What is being asked - Scan the material below for the string "Organism", and copy every line where it shows up.

Data for this exercise -
_ _ _ _
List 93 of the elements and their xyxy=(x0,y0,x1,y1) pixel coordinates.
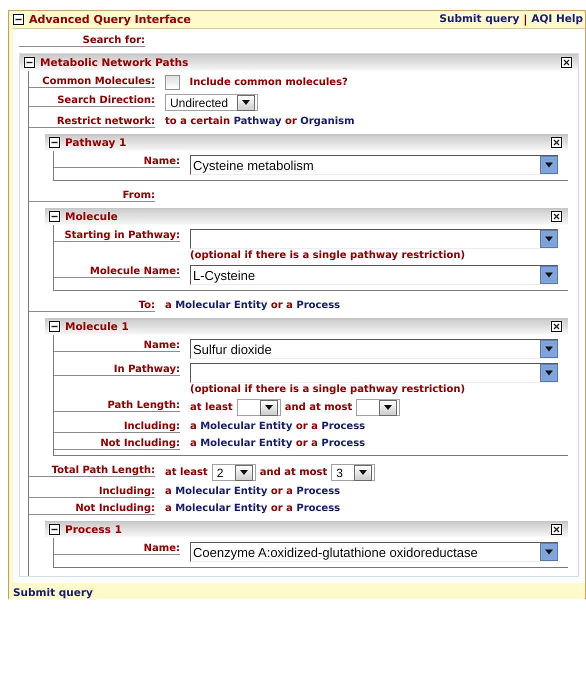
link-sentence: to a certain Pathway or Organism xyxy=(165,115,355,127)
field-label: Search Direction: xyxy=(57,95,155,106)
link[interactable]: Molecular Entity xyxy=(200,421,292,432)
panel-title: Metabolic Network Paths xyxy=(40,56,188,68)
dropdown[interactable] xyxy=(236,399,281,416)
field-label: Including: xyxy=(124,421,180,432)
caret-icon xyxy=(242,100,250,105)
panel-title: Pathway 1 xyxy=(65,136,126,148)
panel-title: Molecule xyxy=(65,210,118,222)
caret-icon xyxy=(545,549,553,555)
link[interactable]: Molecular Entity xyxy=(175,503,268,514)
link-sentence: a Molecular Entity or a Process xyxy=(165,502,340,514)
caret-icon xyxy=(359,470,368,475)
close-icon[interactable] xyxy=(551,211,562,222)
close-icon[interactable] xyxy=(551,137,562,148)
dropdown[interactable]: 3 xyxy=(331,464,376,481)
caret-icon xyxy=(545,162,553,168)
caret-icon xyxy=(545,272,553,278)
field-label: Restrict network: xyxy=(56,116,155,127)
hint-text: (optional if there is a single pathway restriction) xyxy=(190,249,466,261)
link[interactable]: Molecular Entity xyxy=(175,300,268,311)
collapse-icon[interactable] xyxy=(49,321,60,332)
collapse-icon[interactable] xyxy=(49,524,60,535)
combo-box[interactable]: L-Cysteine xyxy=(190,265,558,285)
combo-box[interactable]: Cysteine metabolism xyxy=(190,155,558,175)
link-sentence: a Molecular Entity or a Process xyxy=(190,420,366,432)
field-label: Molecule Name: xyxy=(90,266,180,277)
field-label: Search for: xyxy=(82,35,145,46)
close-icon[interactable] xyxy=(561,57,572,68)
window-title: Advanced Query Interface xyxy=(29,13,191,26)
panel-title: Molecule 1 xyxy=(65,320,129,332)
combo-box[interactable] xyxy=(190,229,558,249)
panel-title: Process 1 xyxy=(65,524,122,536)
collapse-icon[interactable] xyxy=(24,57,35,68)
field-label: Including: xyxy=(98,486,155,497)
link[interactable]: Process xyxy=(321,421,366,432)
field-label: Name: xyxy=(144,543,180,554)
range-text: and at most xyxy=(284,402,352,413)
field-label: From: xyxy=(122,190,155,201)
header-link[interactable]: AQI Help xyxy=(531,13,583,26)
caret-icon xyxy=(240,470,248,475)
combo-box[interactable]: Sulfur dioxide xyxy=(190,339,558,359)
dropdown-button[interactable] xyxy=(540,543,558,561)
field-label: Path Length: xyxy=(107,400,180,411)
dropdown-button[interactable] xyxy=(540,266,558,284)
link[interactable]: Organism xyxy=(300,116,355,127)
combo-box[interactable] xyxy=(190,363,558,383)
collapse-icon[interactable] xyxy=(49,211,60,222)
link[interactable]: Pathway xyxy=(234,116,282,127)
collapse-icon[interactable] xyxy=(49,137,60,148)
link-sentence: a Molecular Entity or a Process xyxy=(190,437,366,449)
caret-icon xyxy=(545,346,553,352)
dropdown[interactable]: 2 xyxy=(212,464,256,481)
dropdown[interactable] xyxy=(356,399,400,416)
range-text: at least xyxy=(190,402,233,413)
dropdown-button[interactable] xyxy=(540,340,558,358)
field-label: Total Path Length: xyxy=(52,465,155,476)
field-label: Not Including: xyxy=(100,438,180,449)
link[interactable]: Process xyxy=(321,438,366,449)
field-label: Starting in Pathway: xyxy=(64,230,180,241)
checkbox[interactable] xyxy=(165,75,180,90)
link[interactable]: Process xyxy=(296,503,340,514)
separator: | xyxy=(523,13,528,26)
caret-icon xyxy=(384,405,392,410)
link[interactable]: Molecular Entity xyxy=(200,438,292,449)
field-label: Name: xyxy=(144,340,180,351)
header-link[interactable]: Submit query xyxy=(439,13,520,26)
range-text: at least xyxy=(165,467,208,478)
collapse-icon[interactable] xyxy=(13,14,24,25)
link[interactable]: Molecular Entity xyxy=(175,486,268,497)
close-icon[interactable] xyxy=(551,524,562,535)
field-label: Not Including: xyxy=(75,503,155,514)
caret-icon xyxy=(545,370,553,376)
field-label: In Pathway: xyxy=(114,364,180,375)
link-sentence: a Molecular Entity or a Process xyxy=(165,485,340,497)
field-label: To: xyxy=(138,300,155,311)
submit-link[interactable]: Submit query xyxy=(13,587,93,599)
caret-icon xyxy=(545,236,553,242)
dropdown-button[interactable] xyxy=(540,230,558,248)
dropdown[interactable]: Undirected xyxy=(165,94,258,111)
hint-text: (optional if there is a single pathway restriction) xyxy=(190,383,466,395)
dropdown-button[interactable] xyxy=(540,364,558,382)
link-sentence: a Molecular Entity or a Process xyxy=(165,299,340,311)
close-icon[interactable] xyxy=(551,321,562,332)
link[interactable]: Process xyxy=(296,300,340,311)
field-label: Common Molecules: xyxy=(42,76,155,87)
range-text: and at most xyxy=(260,467,328,478)
dropdown-button[interactable] xyxy=(540,156,558,174)
field-label: Name: xyxy=(144,156,180,167)
caret-icon xyxy=(264,405,273,410)
link[interactable]: Process xyxy=(296,486,340,497)
checkbox-label: Include common molecules? xyxy=(189,77,348,88)
combo-box[interactable]: Coenzyme A:oxidized-glutathione oxidoreductase xyxy=(190,542,558,562)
_ _ _ _
Reply -
link-sentence: to a certain Pathway or Organism xyxy=(165,115,355,127)
link[interactable]: Organism xyxy=(300,116,355,127)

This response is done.